• TASK BRIEF:
Some lines in the listing below may include the string "name". How many are there? Give only the number.

• DATASET EXCERPTS:

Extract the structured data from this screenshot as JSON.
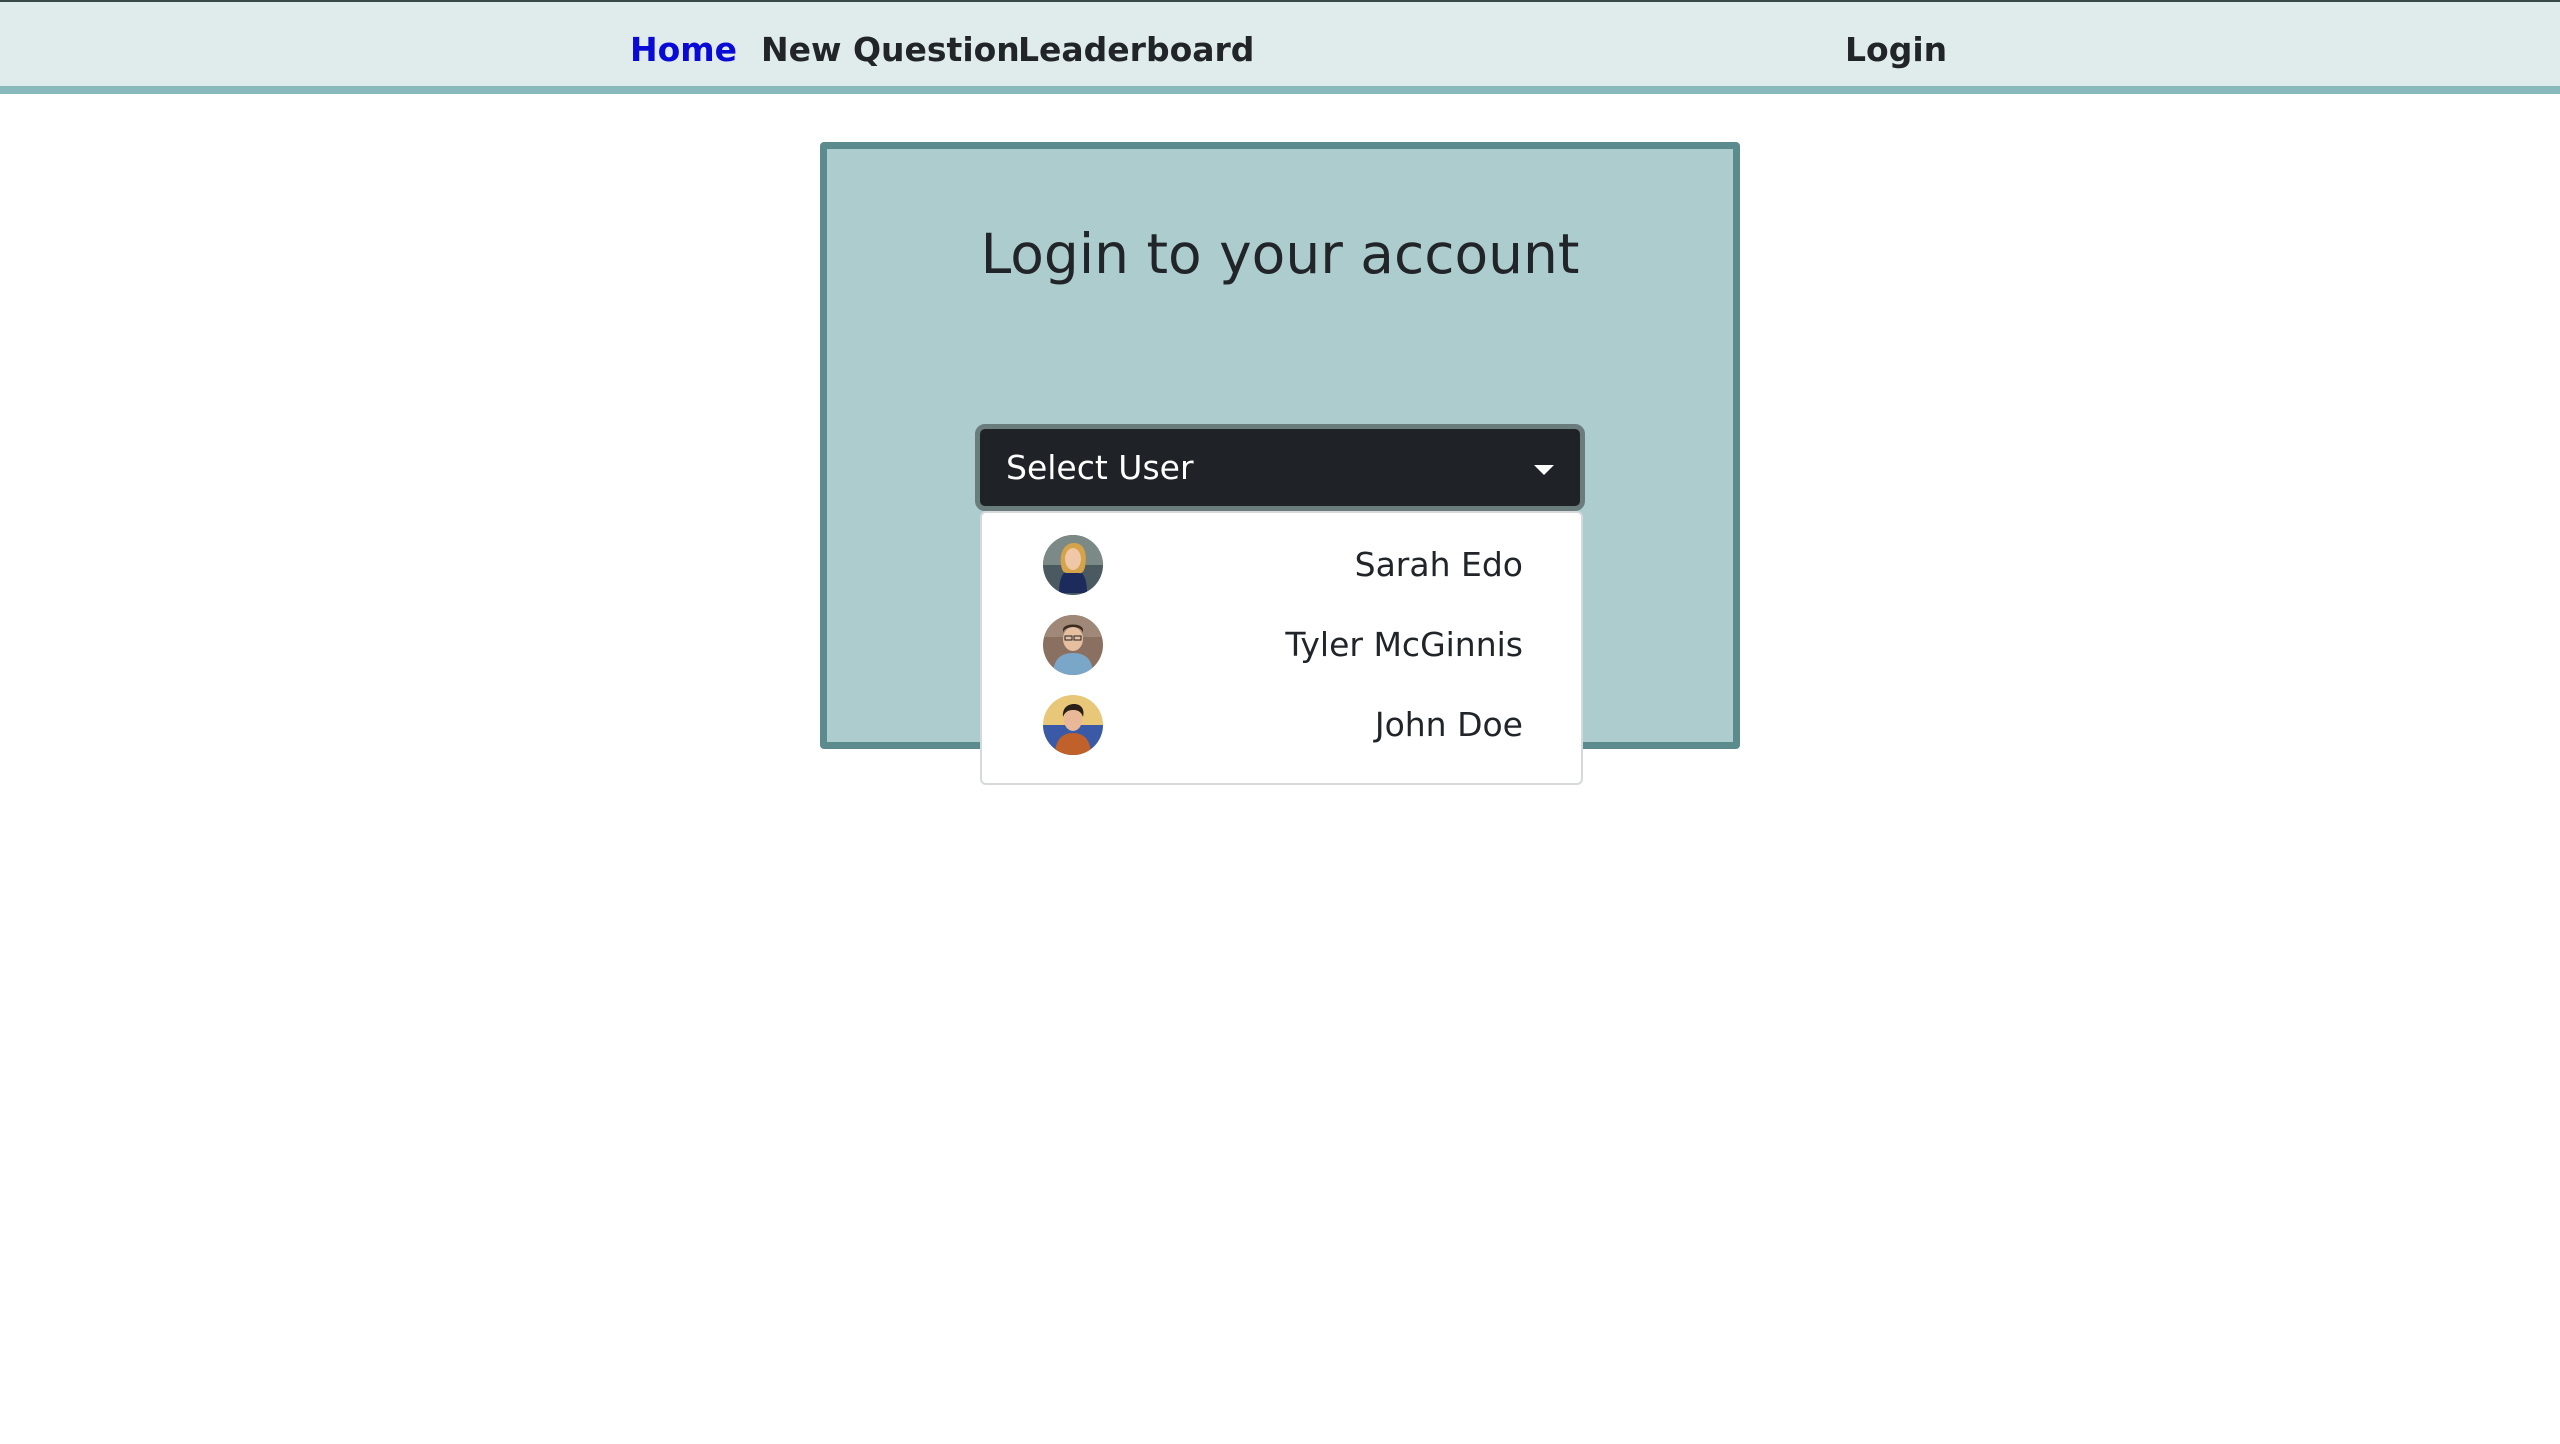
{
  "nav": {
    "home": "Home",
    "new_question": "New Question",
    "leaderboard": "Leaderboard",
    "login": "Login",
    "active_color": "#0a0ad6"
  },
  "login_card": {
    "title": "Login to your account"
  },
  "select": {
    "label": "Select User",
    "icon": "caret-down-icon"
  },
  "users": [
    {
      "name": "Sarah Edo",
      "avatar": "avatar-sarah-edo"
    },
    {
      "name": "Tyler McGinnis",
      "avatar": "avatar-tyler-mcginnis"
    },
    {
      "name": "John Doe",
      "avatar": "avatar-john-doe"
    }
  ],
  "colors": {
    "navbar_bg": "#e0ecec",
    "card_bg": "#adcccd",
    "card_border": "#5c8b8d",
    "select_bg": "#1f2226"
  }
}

• PROBLEM SOLUTION:
3